══ Data to process ══

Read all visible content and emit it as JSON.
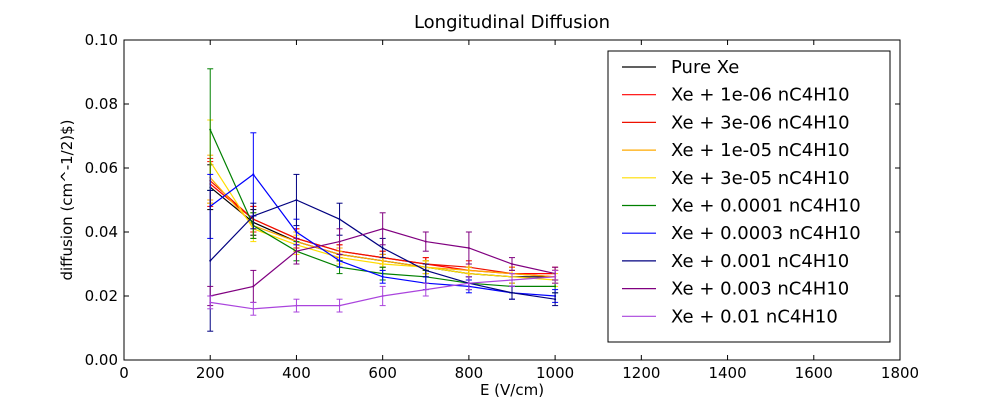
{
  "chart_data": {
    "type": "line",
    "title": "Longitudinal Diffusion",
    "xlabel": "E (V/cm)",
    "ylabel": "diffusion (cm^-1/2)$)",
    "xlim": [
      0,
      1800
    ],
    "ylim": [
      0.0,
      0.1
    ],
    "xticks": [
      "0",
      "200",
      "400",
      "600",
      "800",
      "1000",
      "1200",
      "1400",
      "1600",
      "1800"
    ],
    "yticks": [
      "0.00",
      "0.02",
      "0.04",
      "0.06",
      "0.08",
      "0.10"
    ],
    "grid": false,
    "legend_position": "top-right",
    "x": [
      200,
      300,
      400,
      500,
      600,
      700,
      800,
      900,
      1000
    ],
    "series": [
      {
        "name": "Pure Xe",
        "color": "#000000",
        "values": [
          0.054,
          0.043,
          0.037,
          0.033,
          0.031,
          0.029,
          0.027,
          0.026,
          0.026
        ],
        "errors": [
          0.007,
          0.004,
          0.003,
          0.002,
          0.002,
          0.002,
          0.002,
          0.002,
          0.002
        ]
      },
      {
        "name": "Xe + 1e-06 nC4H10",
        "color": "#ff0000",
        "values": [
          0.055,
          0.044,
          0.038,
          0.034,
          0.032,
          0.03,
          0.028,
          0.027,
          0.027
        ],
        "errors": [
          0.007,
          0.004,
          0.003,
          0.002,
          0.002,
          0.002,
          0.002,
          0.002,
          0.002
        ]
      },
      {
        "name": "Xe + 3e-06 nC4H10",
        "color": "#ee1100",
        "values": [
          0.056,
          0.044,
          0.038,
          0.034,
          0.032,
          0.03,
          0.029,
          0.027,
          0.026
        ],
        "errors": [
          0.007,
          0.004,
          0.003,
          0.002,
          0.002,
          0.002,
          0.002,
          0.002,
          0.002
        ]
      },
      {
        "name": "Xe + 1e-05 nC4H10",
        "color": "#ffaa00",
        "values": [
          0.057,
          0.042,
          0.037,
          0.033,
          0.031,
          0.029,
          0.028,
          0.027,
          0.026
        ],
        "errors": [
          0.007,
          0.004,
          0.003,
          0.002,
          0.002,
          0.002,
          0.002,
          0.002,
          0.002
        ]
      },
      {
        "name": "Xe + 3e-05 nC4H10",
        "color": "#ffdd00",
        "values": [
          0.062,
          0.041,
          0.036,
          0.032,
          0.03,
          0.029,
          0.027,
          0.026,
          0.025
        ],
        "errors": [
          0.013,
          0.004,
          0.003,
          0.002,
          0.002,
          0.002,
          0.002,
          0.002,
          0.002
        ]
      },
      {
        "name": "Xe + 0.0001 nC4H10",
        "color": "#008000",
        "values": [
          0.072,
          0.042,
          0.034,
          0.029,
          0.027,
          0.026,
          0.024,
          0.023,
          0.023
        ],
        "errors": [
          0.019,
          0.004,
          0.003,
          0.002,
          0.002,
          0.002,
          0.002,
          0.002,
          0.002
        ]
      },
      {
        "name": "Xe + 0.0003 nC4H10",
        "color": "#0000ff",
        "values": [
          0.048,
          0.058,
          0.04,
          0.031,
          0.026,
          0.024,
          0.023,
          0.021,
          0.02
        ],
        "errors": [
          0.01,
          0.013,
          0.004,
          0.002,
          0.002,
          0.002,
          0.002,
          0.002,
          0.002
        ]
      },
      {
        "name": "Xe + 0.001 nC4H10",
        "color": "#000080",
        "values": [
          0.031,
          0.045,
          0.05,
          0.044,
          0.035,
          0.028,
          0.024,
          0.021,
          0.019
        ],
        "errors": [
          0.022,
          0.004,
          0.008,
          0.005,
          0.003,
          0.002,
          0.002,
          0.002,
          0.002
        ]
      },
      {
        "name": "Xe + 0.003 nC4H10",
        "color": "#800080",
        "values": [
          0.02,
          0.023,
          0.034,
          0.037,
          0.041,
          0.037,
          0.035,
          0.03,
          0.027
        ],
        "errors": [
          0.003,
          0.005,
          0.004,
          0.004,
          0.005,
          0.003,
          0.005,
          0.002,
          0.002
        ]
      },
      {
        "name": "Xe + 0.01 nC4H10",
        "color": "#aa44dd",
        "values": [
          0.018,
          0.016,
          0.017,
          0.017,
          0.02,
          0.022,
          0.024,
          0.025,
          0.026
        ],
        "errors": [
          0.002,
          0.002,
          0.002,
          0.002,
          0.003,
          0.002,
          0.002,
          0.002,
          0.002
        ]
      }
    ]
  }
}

═══

▶ **Problem statement**
All of the records need repeating exactly, except for the pictures.

▶ **Solution to the problem**
Read all visible content and emit it as JSON.
{
  "chart_data": {
    "type": "line",
    "title": "Longitudinal Diffusion",
    "xlabel": "E (V/cm)",
    "ylabel": "diffusion (cm^-1/2)$)",
    "xlim": [
      0,
      1800
    ],
    "ylim": [
      0.0,
      0.1
    ],
    "xticks": [
      "0",
      "200",
      "400",
      "600",
      "800",
      "1000",
      "1200",
      "1400",
      "1600",
      "1800"
    ],
    "yticks": [
      "0.00",
      "0.02",
      "0.04",
      "0.06",
      "0.08",
      "0.10"
    ],
    "grid": false,
    "legend_position": "top-right",
    "x": [
      200,
      300,
      400,
      500,
      600,
      700,
      800,
      900,
      1000
    ],
    "series": [
      {
        "name": "Pure Xe",
        "color": "#000000",
        "values": [
          0.054,
          0.043,
          0.037,
          0.033,
          0.031,
          0.029,
          0.027,
          0.026,
          0.026
        ],
        "errors": [
          0.007,
          0.004,
          0.003,
          0.002,
          0.002,
          0.002,
          0.002,
          0.002,
          0.002
        ]
      },
      {
        "name": "Xe + 1e-06 nC4H10",
        "color": "#ff0000",
        "values": [
          0.055,
          0.044,
          0.038,
          0.034,
          0.032,
          0.03,
          0.028,
          0.027,
          0.027
        ],
        "errors": [
          0.007,
          0.004,
          0.003,
          0.002,
          0.002,
          0.002,
          0.002,
          0.002,
          0.002
        ]
      },
      {
        "name": "Xe + 3e-06 nC4H10",
        "color": "#ee1100",
        "values": [
          0.056,
          0.044,
          0.038,
          0.034,
          0.032,
          0.03,
          0.029,
          0.027,
          0.026
        ],
        "errors": [
          0.007,
          0.004,
          0.003,
          0.002,
          0.002,
          0.002,
          0.002,
          0.002,
          0.002
        ]
      },
      {
        "name": "Xe + 1e-05 nC4H10",
        "color": "#ffaa00",
        "values": [
          0.057,
          0.042,
          0.037,
          0.033,
          0.031,
          0.029,
          0.028,
          0.027,
          0.026
        ],
        "errors": [
          0.007,
          0.004,
          0.003,
          0.002,
          0.002,
          0.002,
          0.002,
          0.002,
          0.002
        ]
      },
      {
        "name": "Xe + 3e-05 nC4H10",
        "color": "#ffdd00",
        "values": [
          0.062,
          0.041,
          0.036,
          0.032,
          0.03,
          0.029,
          0.027,
          0.026,
          0.025
        ],
        "errors": [
          0.013,
          0.004,
          0.003,
          0.002,
          0.002,
          0.002,
          0.002,
          0.002,
          0.002
        ]
      },
      {
        "name": "Xe + 0.0001 nC4H10",
        "color": "#008000",
        "values": [
          0.072,
          0.042,
          0.034,
          0.029,
          0.027,
          0.026,
          0.024,
          0.023,
          0.023
        ],
        "errors": [
          0.019,
          0.004,
          0.003,
          0.002,
          0.002,
          0.002,
          0.002,
          0.002,
          0.002
        ]
      },
      {
        "name": "Xe + 0.0003 nC4H10",
        "color": "#0000ff",
        "values": [
          0.048,
          0.058,
          0.04,
          0.031,
          0.026,
          0.024,
          0.023,
          0.021,
          0.02
        ],
        "errors": [
          0.01,
          0.013,
          0.004,
          0.002,
          0.002,
          0.002,
          0.002,
          0.002,
          0.002
        ]
      },
      {
        "name": "Xe + 0.001 nC4H10",
        "color": "#000080",
        "values": [
          0.031,
          0.045,
          0.05,
          0.044,
          0.035,
          0.028,
          0.024,
          0.021,
          0.019
        ],
        "errors": [
          0.022,
          0.004,
          0.008,
          0.005,
          0.003,
          0.002,
          0.002,
          0.002,
          0.002
        ]
      },
      {
        "name": "Xe + 0.003 nC4H10",
        "color": "#800080",
        "values": [
          0.02,
          0.023,
          0.034,
          0.037,
          0.041,
          0.037,
          0.035,
          0.03,
          0.027
        ],
        "errors": [
          0.003,
          0.005,
          0.004,
          0.004,
          0.005,
          0.003,
          0.005,
          0.002,
          0.002
        ]
      },
      {
        "name": "Xe + 0.01 nC4H10",
        "color": "#aa44dd",
        "values": [
          0.018,
          0.016,
          0.017,
          0.017,
          0.02,
          0.022,
          0.024,
          0.025,
          0.026
        ],
        "errors": [
          0.002,
          0.002,
          0.002,
          0.002,
          0.003,
          0.002,
          0.002,
          0.002,
          0.002
        ]
      }
    ]
  }
}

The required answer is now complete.